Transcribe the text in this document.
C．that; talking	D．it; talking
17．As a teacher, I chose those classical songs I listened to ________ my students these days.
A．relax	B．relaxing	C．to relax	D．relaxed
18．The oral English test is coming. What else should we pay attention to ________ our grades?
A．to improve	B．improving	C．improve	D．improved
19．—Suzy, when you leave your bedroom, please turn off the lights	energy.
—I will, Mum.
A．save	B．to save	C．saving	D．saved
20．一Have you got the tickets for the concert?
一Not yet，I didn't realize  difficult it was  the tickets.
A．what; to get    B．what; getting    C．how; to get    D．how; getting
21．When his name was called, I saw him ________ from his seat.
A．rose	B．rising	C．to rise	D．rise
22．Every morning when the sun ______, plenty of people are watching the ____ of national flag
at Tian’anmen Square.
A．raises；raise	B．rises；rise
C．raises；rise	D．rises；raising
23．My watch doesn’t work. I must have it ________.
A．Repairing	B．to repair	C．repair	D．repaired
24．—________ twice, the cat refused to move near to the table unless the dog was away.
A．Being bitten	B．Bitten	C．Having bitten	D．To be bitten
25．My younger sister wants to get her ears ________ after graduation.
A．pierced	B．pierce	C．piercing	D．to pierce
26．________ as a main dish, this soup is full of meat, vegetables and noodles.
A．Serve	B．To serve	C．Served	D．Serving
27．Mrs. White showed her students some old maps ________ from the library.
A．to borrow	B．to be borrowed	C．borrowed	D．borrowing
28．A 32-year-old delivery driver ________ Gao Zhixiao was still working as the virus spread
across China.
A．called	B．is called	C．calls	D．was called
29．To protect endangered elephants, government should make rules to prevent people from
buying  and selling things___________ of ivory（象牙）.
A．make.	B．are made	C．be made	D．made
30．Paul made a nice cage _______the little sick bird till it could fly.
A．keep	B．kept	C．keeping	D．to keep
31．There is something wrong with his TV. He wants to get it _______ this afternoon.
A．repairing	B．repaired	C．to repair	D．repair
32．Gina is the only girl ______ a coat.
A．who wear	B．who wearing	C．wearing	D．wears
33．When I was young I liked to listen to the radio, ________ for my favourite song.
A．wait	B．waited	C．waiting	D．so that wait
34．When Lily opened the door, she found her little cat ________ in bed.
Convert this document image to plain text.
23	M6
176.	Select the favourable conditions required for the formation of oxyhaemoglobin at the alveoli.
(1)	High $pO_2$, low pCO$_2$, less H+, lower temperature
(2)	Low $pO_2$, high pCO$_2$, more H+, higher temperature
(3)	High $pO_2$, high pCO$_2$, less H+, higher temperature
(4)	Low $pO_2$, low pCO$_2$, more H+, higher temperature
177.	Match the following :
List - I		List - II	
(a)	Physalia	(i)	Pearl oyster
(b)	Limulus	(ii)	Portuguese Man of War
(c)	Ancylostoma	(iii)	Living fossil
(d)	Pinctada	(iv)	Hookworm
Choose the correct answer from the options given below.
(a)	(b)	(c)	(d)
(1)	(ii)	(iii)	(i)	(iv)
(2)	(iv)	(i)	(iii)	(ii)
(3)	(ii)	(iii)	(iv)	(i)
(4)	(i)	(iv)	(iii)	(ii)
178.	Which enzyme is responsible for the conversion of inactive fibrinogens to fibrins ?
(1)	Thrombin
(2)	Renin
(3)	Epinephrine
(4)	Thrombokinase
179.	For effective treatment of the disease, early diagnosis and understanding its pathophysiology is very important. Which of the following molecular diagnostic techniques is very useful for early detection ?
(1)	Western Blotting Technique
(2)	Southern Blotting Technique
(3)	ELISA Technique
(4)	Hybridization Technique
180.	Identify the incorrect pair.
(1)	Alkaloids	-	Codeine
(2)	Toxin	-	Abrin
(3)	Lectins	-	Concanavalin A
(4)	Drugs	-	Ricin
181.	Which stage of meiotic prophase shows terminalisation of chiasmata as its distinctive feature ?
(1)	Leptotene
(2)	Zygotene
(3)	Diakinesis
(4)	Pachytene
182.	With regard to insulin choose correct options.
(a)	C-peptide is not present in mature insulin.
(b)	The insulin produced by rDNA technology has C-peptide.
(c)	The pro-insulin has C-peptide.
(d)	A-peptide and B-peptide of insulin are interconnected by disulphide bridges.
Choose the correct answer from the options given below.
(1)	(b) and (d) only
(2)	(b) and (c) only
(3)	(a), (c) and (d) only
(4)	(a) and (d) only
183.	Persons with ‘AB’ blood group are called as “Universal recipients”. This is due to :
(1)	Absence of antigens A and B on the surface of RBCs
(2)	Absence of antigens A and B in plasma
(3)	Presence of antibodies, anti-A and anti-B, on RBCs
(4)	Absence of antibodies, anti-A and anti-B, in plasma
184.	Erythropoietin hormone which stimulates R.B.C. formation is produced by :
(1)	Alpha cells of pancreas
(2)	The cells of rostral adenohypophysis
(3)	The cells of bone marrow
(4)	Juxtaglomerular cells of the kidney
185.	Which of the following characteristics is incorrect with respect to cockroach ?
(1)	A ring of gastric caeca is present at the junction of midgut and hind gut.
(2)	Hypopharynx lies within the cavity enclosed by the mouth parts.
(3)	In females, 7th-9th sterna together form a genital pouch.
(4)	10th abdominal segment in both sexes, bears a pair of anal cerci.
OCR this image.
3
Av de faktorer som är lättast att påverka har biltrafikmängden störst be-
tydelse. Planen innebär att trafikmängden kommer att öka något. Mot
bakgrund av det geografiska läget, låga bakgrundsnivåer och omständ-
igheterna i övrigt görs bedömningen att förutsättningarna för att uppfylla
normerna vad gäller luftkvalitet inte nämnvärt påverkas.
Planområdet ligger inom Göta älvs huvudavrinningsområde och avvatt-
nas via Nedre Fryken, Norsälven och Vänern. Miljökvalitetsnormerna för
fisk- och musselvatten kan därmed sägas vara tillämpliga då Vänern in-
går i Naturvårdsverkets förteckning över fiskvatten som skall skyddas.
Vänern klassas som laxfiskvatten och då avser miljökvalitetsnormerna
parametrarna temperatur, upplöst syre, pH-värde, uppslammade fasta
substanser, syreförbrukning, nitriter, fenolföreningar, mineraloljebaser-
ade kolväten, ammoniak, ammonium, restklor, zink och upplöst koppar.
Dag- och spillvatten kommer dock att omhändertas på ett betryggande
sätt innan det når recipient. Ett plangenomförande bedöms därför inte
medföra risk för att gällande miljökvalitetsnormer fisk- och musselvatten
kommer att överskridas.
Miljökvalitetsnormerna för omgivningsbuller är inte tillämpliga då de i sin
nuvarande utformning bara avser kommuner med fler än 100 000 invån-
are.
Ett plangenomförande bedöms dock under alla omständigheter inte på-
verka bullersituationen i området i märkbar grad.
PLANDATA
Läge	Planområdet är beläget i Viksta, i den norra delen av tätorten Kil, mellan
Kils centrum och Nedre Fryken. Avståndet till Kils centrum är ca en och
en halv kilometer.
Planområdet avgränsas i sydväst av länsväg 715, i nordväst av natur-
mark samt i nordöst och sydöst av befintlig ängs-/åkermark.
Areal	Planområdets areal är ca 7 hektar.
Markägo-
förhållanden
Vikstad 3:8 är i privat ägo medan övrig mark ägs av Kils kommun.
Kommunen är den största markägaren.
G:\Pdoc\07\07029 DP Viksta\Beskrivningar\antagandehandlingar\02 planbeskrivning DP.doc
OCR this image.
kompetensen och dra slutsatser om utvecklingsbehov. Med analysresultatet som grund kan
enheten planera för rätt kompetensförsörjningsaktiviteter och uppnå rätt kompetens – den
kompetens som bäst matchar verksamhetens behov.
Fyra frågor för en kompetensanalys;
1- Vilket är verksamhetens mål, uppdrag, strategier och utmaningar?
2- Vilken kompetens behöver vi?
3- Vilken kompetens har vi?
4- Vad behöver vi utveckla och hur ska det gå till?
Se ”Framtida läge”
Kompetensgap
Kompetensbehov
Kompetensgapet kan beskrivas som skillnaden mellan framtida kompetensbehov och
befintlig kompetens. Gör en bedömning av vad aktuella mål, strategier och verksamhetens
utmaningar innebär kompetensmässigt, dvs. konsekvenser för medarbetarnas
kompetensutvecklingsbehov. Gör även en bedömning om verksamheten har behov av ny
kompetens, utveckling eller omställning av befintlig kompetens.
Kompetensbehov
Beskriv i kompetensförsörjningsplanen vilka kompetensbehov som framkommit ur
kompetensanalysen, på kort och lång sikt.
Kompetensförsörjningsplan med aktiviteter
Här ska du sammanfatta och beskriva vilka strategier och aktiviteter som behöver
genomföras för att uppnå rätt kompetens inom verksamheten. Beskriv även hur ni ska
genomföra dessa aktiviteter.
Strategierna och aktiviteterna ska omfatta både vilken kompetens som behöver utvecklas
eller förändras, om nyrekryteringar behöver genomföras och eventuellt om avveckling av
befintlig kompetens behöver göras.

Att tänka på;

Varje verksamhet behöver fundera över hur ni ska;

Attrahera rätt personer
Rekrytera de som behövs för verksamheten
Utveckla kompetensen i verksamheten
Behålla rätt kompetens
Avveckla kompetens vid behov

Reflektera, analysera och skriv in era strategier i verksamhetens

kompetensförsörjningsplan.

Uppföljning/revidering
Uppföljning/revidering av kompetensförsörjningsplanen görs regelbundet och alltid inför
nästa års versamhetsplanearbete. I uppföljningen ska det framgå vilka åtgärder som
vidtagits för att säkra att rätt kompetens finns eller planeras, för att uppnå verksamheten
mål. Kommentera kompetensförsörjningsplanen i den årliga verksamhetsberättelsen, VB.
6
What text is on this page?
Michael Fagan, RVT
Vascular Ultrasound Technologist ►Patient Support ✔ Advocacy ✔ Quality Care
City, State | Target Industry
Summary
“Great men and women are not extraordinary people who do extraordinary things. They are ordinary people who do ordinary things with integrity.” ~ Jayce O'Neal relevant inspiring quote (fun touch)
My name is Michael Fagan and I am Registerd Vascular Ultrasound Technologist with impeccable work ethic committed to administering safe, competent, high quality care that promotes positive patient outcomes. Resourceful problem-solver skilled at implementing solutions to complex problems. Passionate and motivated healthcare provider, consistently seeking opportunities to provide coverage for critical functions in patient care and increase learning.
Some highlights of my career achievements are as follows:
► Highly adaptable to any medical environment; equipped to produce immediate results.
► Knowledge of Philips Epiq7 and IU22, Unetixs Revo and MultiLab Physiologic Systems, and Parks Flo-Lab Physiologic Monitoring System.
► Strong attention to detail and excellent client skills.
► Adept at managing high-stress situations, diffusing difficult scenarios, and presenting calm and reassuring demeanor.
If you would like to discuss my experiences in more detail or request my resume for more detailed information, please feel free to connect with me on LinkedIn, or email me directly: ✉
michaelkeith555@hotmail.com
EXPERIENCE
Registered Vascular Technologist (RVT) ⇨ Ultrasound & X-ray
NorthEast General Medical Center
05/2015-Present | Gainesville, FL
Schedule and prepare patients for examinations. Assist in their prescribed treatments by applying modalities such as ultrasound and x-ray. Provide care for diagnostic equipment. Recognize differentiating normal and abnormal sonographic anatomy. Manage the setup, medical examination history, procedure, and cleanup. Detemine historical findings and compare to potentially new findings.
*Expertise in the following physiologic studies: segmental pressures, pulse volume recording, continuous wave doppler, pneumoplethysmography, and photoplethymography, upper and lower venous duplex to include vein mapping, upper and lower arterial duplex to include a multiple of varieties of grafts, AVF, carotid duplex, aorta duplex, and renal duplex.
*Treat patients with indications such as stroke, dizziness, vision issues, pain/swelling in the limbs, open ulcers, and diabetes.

## Exercise:
Within the entries above, how many lines contain "antibodies"? Respond with the number only.

## Solution:
2